# [PROVIDED RECORDS]
━━━━━━━━━━━━━━━━━━━━

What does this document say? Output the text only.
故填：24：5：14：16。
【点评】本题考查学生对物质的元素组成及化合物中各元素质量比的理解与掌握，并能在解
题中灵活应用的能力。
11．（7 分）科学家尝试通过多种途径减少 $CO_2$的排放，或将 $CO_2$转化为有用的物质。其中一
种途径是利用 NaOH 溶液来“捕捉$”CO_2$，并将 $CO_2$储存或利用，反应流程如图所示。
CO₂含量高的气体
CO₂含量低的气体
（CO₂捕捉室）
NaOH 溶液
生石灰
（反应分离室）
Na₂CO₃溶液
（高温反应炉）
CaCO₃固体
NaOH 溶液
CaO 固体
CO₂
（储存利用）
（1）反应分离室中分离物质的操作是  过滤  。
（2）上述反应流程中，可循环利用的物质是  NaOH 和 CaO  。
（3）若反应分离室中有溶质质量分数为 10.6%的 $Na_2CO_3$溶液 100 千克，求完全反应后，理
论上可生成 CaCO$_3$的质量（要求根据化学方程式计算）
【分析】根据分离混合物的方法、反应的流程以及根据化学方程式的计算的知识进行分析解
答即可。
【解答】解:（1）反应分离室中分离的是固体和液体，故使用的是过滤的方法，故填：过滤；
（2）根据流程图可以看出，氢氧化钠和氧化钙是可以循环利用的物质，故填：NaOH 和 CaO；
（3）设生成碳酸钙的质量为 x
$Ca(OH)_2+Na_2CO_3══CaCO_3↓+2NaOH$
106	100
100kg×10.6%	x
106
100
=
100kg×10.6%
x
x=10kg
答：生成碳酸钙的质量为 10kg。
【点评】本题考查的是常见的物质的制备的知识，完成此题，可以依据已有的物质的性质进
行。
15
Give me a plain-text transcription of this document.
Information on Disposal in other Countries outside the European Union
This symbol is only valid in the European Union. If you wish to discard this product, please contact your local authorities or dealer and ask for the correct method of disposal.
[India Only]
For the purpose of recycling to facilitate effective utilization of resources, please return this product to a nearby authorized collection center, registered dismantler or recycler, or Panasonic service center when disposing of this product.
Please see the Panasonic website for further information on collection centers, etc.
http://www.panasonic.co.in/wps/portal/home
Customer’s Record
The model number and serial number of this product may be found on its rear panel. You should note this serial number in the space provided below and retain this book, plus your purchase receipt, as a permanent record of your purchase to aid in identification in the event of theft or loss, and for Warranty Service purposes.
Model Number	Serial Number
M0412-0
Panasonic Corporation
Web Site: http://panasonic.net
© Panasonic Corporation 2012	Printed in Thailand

━━━━━━━━━━━━━━━━━━━━

# [WRITTEN INSTRUCTION]
Repeat the data above exactly.

# [RESULT OF THIS TASK]
What does this document say? Output the text only.
故填：24：5：14：16。
【点评】本题考查学生对物质的元素组成及化合物中各元素质量比的理解与掌握，并能在解
题中灵活应用的能力。
11．（7 分）科学家尝试通过多种途径减少 $CO_2$的排放，或将 $CO_2$转化为有用的物质。其中一
种途径是利用 NaOH 溶液来“捕捉$”CO_2$，并将 $CO_2$储存或利用，反应流程如图所示。
CO₂含量高的气体
CO₂含量低的气体
（CO₂捕捉室）
NaOH 溶液
生石灰
（反应分离室）
Na₂CO₃溶液
（高温反应炉）
CaCO₃固体
NaOH 溶液
CaO 固体
CO₂
（储存利用）
（1）反应分离室中分离物质的操作是  过滤  。
（2）上述反应流程中，可循环利用的物质是  NaOH 和 CaO  。
（3）若反应分离室中有溶质质量分数为 10.6%的 $Na_2CO_3$溶液 100 千克，求完全反应后，理
论上可生成 CaCO$_3$的质量（要求根据化学方程式计算）
【分析】根据分离混合物的方法、反应的流程以及根据化学方程式的计算的知识进行分析解
答即可。
【解答】解:（1）反应分离室中分离的是固体和液体，故使用的是过滤的方法，故填：过滤；
（2）根据流程图可以看出，氢氧化钠和氧化钙是可以循环利用的物质，故填：NaOH 和 CaO；
（3）设生成碳酸钙的质量为 x
$Ca(OH)_2+Na_2CO_3══CaCO_3↓+2NaOH$
106	100
100kg×10.6%	x
106
100
=
100kg×10.6%
x
x=10kg
答：生成碳酸钙的质量为 10kg。
【点评】本题考查的是常见的物质的制备的知识，完成此题，可以依据已有的物质的性质进
行。
15
Give me a plain-text transcription of this document.
Information on Disposal in other Countries outside the European Union
This symbol is only valid in the European Union. If you wish to discard this product, please contact your local authorities or dealer and ask for the correct method of disposal.
[India Only]
For the purpose of recycling to facilitate effective utilization of resources, please return this product to a nearby authorized collection center, registered dismantler or recycler, or Panasonic service center when disposing of this product.
Please see the Panasonic website for further information on collection centers, etc.
http://www.panasonic.co.in/wps/portal/home
Customer’s Record
The model number and serial number of this product may be found on its rear panel. You should note this serial number in the space provided below and retain this book, plus your purchase receipt, as a permanent record of your purchase to aid in identification in the event of theft or loss, and for Warranty Service purposes.
Model Number	Serial Number
M0412-0
Panasonic Corporation
Web Site: http://panasonic.net
© Panasonic Corporation 2012	Printed in Thailand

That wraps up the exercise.